** Aim **
Identify the lines that contain the word "Woche" and copy each one.
# START OF Input data
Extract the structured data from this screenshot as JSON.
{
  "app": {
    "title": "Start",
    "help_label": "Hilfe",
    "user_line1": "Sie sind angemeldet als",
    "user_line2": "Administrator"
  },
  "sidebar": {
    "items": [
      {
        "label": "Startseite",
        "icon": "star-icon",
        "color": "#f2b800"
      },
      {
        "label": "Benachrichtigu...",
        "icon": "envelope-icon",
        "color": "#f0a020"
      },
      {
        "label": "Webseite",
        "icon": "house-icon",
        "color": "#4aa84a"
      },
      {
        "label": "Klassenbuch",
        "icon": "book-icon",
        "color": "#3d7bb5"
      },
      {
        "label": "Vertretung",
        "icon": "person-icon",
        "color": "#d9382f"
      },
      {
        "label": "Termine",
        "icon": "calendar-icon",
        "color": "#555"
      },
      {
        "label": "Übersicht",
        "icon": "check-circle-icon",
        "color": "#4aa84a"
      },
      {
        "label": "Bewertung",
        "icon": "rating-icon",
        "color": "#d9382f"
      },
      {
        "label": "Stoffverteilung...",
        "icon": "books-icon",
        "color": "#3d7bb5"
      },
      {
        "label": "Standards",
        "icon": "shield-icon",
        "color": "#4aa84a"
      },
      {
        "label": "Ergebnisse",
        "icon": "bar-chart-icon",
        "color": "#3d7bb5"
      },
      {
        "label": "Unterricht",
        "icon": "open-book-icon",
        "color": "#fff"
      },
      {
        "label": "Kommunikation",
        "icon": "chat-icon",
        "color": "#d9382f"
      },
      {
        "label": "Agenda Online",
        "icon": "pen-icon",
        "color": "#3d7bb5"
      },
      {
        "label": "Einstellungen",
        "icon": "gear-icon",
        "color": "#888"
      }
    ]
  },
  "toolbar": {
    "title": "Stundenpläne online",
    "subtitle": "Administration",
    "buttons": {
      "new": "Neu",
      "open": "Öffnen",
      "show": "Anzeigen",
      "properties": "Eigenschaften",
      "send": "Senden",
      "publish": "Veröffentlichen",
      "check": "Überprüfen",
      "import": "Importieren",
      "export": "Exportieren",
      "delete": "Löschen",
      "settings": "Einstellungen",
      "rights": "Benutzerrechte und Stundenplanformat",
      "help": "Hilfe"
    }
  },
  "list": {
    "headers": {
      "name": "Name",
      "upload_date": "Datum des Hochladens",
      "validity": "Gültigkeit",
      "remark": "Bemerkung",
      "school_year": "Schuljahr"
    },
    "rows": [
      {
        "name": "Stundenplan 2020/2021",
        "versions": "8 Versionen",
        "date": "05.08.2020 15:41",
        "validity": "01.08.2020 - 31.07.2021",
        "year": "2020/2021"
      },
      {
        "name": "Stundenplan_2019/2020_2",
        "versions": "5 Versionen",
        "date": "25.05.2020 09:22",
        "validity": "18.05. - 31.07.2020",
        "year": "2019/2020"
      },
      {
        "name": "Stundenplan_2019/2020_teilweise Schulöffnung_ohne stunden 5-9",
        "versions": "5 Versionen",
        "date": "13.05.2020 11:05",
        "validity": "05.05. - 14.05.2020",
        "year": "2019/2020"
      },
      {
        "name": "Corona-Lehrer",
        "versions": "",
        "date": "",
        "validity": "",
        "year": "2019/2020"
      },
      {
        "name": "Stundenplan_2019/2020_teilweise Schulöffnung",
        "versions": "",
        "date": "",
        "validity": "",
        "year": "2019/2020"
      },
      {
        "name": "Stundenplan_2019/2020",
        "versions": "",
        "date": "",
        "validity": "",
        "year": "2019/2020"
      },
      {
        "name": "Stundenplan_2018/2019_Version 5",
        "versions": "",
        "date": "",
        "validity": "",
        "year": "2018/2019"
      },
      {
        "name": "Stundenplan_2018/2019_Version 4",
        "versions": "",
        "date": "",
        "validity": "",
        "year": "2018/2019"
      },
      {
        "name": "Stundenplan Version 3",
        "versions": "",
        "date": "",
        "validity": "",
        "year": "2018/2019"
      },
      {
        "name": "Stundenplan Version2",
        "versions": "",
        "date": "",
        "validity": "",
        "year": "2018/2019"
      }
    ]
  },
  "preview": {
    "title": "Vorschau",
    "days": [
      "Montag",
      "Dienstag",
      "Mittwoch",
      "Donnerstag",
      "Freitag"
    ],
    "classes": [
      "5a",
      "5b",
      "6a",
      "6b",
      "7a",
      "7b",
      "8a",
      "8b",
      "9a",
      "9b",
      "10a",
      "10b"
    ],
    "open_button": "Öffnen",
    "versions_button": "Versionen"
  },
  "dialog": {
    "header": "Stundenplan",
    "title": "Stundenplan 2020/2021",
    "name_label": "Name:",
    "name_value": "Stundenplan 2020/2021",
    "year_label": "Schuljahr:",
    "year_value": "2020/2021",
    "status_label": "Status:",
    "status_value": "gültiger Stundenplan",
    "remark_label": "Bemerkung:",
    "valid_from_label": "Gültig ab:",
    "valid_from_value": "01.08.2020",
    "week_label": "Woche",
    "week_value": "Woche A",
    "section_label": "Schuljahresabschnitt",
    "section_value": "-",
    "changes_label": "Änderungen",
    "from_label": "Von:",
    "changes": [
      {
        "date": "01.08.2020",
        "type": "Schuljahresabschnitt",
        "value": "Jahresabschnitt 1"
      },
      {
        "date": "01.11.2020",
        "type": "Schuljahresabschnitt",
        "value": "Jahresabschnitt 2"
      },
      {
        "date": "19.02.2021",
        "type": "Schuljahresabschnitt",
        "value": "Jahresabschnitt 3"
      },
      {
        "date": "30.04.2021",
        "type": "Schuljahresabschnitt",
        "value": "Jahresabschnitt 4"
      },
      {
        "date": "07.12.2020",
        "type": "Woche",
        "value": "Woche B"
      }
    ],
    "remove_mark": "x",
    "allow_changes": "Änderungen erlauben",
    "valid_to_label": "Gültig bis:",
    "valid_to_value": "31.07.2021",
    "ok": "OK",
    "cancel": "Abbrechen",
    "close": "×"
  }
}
# END OF Input data
** Answer to the task **
    "week_label": "Woche",
    "week_value": "Woche A",
        "type": "Woche",
        "value": "Woche B"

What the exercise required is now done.